### [Direction]
Each line holding the word "which" counts once; give the total and nothing more.

# # # # # # #

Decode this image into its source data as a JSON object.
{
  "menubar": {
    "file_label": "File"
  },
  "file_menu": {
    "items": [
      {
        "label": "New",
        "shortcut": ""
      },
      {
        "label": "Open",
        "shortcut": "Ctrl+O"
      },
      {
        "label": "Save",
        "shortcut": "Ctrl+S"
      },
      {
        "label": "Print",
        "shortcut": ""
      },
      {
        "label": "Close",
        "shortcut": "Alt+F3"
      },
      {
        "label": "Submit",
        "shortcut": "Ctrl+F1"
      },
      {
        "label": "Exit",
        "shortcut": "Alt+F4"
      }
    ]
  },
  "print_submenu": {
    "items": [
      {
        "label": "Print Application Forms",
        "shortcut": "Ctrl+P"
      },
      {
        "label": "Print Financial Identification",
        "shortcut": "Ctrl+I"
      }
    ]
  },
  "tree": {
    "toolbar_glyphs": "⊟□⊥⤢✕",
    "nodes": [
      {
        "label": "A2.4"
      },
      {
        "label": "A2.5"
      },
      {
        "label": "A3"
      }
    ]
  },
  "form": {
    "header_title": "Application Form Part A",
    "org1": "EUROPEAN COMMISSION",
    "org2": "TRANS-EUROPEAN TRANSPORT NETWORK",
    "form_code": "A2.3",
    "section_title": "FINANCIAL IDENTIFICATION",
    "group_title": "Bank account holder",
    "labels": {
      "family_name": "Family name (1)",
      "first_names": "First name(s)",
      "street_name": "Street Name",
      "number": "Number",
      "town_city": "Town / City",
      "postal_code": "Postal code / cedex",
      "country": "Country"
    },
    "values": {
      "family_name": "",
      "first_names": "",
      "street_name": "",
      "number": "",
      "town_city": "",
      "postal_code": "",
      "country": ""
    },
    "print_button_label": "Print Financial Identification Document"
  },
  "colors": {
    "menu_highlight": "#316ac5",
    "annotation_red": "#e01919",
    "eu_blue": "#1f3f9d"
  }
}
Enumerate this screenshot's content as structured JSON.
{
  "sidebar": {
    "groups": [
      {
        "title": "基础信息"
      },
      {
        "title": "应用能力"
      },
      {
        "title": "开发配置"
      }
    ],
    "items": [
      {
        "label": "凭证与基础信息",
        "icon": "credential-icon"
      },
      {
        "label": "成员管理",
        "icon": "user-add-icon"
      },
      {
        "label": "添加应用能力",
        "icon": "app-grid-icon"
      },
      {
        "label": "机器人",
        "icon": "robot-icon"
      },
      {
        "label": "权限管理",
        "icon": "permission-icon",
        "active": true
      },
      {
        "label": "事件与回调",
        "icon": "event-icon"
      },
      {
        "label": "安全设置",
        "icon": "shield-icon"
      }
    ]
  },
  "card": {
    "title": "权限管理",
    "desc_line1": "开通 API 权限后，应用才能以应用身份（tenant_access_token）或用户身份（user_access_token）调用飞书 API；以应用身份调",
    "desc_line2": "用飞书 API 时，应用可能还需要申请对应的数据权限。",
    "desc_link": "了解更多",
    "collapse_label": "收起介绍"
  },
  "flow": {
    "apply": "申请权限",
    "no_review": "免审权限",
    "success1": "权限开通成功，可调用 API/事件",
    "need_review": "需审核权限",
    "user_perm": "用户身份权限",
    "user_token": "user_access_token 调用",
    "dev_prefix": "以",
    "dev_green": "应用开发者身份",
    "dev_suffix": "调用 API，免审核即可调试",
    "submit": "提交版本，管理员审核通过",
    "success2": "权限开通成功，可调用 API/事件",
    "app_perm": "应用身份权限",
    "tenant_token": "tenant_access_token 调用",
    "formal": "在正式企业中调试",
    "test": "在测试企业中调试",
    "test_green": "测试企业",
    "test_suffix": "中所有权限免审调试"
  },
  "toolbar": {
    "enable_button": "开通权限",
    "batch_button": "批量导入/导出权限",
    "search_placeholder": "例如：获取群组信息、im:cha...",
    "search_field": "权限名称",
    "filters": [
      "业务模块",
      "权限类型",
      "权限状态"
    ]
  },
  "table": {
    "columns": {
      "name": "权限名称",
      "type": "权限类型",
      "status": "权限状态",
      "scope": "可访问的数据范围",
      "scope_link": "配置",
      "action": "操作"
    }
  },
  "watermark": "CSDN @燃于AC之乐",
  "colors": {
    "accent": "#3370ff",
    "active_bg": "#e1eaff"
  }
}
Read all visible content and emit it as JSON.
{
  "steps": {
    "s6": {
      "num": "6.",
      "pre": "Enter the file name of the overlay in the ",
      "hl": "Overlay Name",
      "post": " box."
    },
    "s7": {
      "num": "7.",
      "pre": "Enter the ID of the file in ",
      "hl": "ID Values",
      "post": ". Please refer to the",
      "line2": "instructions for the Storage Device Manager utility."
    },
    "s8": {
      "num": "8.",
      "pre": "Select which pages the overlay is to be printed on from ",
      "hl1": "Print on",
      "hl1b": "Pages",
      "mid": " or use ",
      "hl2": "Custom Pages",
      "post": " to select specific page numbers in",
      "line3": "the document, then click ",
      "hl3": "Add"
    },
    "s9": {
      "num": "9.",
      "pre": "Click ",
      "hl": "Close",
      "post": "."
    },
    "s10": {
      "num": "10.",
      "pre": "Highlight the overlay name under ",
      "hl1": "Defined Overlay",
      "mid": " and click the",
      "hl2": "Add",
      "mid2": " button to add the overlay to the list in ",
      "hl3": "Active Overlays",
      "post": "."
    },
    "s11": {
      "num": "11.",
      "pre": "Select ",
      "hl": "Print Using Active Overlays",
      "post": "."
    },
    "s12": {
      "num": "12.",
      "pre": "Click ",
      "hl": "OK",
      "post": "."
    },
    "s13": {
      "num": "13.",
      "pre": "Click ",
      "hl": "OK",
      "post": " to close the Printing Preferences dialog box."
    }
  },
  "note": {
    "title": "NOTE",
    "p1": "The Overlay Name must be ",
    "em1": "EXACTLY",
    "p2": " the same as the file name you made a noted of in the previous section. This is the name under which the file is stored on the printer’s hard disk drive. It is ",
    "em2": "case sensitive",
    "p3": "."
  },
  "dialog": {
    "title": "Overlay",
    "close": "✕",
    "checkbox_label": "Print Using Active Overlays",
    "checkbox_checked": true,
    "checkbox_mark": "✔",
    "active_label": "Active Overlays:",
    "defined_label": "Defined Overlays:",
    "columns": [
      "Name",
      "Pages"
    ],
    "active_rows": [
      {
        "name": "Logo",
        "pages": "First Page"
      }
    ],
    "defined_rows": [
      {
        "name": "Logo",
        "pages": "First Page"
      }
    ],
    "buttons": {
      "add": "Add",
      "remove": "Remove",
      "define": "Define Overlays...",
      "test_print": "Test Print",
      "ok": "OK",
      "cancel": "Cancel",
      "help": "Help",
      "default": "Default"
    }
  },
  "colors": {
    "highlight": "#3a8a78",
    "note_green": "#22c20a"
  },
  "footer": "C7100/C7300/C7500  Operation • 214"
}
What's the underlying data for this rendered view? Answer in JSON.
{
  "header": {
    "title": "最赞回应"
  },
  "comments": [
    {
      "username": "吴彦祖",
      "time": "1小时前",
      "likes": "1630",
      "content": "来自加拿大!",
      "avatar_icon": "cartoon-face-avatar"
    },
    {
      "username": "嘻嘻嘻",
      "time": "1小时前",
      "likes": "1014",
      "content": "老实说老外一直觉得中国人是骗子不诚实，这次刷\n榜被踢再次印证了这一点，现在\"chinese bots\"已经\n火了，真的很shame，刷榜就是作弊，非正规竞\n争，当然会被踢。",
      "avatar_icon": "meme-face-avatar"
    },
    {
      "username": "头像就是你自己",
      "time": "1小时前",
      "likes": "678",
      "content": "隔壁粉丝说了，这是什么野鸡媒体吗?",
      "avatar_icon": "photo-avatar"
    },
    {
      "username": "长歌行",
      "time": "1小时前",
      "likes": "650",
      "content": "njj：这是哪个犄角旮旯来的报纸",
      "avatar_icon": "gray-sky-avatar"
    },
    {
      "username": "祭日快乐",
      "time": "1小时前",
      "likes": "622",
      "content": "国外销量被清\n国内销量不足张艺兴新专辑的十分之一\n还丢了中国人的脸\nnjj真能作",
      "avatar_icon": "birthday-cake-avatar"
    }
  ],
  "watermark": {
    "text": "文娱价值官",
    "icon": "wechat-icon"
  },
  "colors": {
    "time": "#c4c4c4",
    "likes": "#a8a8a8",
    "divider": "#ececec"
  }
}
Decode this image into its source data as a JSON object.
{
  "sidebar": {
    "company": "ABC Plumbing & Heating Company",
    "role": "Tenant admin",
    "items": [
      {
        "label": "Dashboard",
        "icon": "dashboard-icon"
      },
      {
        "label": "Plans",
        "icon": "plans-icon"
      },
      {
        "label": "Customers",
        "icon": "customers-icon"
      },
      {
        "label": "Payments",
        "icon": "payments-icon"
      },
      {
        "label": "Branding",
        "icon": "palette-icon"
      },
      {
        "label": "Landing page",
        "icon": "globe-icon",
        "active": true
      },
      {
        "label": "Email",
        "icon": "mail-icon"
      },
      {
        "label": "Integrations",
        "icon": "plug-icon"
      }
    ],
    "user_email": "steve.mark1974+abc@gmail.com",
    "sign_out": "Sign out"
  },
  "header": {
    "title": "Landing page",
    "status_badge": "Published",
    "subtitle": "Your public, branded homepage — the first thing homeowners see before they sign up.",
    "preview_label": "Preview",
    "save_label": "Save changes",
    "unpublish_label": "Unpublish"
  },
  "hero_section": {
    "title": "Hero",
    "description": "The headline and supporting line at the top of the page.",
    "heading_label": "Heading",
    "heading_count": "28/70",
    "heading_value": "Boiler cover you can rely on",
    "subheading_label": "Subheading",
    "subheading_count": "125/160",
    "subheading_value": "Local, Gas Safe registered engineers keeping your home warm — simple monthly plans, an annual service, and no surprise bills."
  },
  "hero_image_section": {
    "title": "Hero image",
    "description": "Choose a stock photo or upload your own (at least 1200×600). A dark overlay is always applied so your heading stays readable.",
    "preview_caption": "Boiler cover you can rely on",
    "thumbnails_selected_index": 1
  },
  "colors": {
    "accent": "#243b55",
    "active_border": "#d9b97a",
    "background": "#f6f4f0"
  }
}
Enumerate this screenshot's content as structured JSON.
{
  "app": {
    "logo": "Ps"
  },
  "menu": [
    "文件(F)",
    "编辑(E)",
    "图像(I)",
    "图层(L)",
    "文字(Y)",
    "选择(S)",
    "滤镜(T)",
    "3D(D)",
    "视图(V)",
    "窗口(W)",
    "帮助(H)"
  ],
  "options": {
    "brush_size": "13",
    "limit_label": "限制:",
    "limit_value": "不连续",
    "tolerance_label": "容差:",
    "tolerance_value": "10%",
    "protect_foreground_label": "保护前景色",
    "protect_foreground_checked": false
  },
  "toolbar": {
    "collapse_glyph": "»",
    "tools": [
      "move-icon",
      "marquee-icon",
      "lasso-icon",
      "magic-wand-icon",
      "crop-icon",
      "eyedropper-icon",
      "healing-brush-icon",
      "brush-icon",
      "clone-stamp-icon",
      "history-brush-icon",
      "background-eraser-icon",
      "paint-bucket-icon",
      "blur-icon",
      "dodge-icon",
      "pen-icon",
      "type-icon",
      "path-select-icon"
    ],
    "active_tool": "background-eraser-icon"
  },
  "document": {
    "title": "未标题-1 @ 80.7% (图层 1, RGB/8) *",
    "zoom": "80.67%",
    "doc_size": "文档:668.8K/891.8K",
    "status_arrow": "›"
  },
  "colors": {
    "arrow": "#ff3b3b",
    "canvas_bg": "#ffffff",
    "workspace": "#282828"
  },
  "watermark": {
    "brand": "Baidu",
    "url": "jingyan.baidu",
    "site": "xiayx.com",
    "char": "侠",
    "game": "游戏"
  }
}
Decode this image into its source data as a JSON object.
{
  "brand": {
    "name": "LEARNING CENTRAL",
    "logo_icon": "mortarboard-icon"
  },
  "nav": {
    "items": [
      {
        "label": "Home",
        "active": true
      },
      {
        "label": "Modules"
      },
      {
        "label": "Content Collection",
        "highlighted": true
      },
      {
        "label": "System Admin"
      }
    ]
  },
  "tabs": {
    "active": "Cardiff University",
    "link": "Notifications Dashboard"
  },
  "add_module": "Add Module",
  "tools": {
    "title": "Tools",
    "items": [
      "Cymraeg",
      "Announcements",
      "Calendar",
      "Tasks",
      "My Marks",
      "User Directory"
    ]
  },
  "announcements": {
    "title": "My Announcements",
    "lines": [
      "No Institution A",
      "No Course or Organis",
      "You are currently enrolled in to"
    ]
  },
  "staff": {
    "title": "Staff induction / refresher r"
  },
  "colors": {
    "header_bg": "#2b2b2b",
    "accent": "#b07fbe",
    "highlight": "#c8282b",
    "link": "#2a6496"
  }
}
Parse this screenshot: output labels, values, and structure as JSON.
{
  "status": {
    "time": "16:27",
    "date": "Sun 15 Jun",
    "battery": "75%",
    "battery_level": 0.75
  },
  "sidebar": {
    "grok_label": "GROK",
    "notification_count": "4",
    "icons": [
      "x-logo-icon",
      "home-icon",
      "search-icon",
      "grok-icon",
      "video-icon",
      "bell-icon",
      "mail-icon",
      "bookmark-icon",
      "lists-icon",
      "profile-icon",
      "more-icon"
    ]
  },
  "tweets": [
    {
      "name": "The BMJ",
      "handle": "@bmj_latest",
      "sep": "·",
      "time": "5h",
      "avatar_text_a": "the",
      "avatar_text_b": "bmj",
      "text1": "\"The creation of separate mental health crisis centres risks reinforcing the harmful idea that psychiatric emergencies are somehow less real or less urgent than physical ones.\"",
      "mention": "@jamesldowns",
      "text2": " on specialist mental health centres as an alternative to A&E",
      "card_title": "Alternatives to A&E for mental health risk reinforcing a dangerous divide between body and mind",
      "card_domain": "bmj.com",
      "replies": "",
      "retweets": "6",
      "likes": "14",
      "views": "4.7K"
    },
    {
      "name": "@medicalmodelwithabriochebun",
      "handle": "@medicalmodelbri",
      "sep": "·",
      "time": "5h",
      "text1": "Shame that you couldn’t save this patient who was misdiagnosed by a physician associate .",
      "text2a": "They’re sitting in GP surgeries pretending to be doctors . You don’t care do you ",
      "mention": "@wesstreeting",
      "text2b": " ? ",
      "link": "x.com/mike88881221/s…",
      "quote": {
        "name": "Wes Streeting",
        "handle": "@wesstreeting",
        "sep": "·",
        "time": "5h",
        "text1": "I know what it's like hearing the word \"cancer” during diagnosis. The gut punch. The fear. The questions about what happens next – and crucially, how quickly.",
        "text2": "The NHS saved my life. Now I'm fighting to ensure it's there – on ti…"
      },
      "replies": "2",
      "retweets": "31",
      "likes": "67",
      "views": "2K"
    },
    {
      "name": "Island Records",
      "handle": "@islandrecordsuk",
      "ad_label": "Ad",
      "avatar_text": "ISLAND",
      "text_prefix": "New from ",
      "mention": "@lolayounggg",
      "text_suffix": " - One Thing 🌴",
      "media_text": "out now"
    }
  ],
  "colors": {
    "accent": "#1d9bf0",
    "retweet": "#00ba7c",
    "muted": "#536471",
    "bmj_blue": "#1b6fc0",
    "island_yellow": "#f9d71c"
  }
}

# # # # # # #

### [Answer for the task]
2